╭──
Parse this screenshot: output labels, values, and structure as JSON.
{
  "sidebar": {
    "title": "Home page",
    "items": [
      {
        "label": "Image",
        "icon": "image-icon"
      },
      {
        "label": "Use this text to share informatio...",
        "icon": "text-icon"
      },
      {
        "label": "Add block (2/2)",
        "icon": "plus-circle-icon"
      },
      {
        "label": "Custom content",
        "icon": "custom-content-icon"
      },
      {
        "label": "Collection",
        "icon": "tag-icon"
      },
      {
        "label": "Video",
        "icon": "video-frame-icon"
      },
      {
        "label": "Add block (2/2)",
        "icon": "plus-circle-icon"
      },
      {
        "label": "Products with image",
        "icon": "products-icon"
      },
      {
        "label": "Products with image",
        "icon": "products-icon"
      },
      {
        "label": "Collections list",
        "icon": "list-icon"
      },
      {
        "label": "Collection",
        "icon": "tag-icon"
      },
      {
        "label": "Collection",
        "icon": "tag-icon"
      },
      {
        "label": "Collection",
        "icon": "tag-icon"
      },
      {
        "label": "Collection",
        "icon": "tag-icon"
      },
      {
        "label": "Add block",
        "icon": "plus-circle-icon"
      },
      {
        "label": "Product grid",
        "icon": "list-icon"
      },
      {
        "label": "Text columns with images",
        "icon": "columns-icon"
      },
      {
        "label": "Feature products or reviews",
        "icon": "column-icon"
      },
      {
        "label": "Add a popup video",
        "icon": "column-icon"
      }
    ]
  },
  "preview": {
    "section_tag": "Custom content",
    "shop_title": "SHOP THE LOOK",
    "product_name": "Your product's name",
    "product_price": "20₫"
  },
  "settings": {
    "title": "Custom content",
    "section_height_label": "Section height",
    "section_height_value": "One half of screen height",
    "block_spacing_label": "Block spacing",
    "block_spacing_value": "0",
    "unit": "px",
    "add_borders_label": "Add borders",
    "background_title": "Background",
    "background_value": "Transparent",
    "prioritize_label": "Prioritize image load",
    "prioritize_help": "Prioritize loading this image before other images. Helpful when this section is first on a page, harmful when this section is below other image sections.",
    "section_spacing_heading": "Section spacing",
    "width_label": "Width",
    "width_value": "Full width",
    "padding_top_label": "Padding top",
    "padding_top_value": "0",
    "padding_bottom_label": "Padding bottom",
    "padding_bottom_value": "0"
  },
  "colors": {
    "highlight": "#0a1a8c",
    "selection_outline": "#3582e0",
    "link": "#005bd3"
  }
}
╰──
▶ [TASK BRIEF]:
Transcribe the data above in full, exactly.

▶ [CORRECT RESULT]:
Parse this screenshot: output labels, values, and structure as JSON.
{
  "sidebar": {
    "title": "Home page",
    "items": [
      {
        "label": "Image",
        "icon": "image-icon"
      },
      {
        "label": "Use this text to share informatio...",
        "icon": "text-icon"
      },
      {
        "label": "Add block (2/2)",
        "icon": "plus-circle-icon"
      },
      {
        "label": "Custom content",
        "icon": "custom-content-icon"
      },
      {
        "label": "Collection",
        "icon": "tag-icon"
      },
      {
        "label": "Video",
        "icon": "video-frame-icon"
      },
      {
        "label": "Add block (2/2)",
        "icon": "plus-circle-icon"
      },
      {
        "label": "Products with image",
        "icon": "products-icon"
      },
      {
        "label": "Products with image",
        "icon": "products-icon"
      },
      {
        "label": "Collections list",
        "icon": "list-icon"
      },
      {
        "label": "Collection",
        "icon": "tag-icon"
      },
      {
        "label": "Collection",
        "icon": "tag-icon"
      },
      {
        "label": "Collection",
        "icon": "tag-icon"
      },
      {
        "label": "Collection",
        "icon": "tag-icon"
      },
      {
        "label": "Add block",
        "icon": "plus-circle-icon"
      },
      {
        "label": "Product grid",
        "icon": "list-icon"
      },
      {
        "label": "Text columns with images",
        "icon": "columns-icon"
      },
      {
        "label": "Feature products or reviews",
        "icon": "column-icon"
      },
      {
        "label": "Add a popup video",
        "icon": "column-icon"
      }
    ]
  },
  "preview": {
    "section_tag": "Custom content",
    "shop_title": "SHOP THE LOOK",
    "product_name": "Your product's name",
    "product_price": "20₫"
  },
  "settings": {
    "title": "Custom content",
    "section_height_label": "Section height",
    "section_height_value": "One half of screen height",
    "block_spacing_label": "Block spacing",
    "block_spacing_value": "0",
    "unit": "px",
    "add_borders_label": "Add borders",
    "background_title": "Background",
    "background_value": "Transparent",
    "prioritize_label": "Prioritize image load",
    "prioritize_help": "Prioritize loading this image before other images. Helpful when this section is first on a page, harmful when this section is below other image sections.",
    "section_spacing_heading": "Section spacing",
    "width_label": "Width",
    "width_value": "Full width",
    "padding_top_label": "Padding top",
    "padding_top_value": "0",
    "padding_bottom_label": "Padding bottom",
    "padding_bottom_value": "0"
  },
  "colors": {
    "highlight": "#0a1a8c",
    "selection_outline": "#3582e0",
    "link": "#005bd3"
  }
}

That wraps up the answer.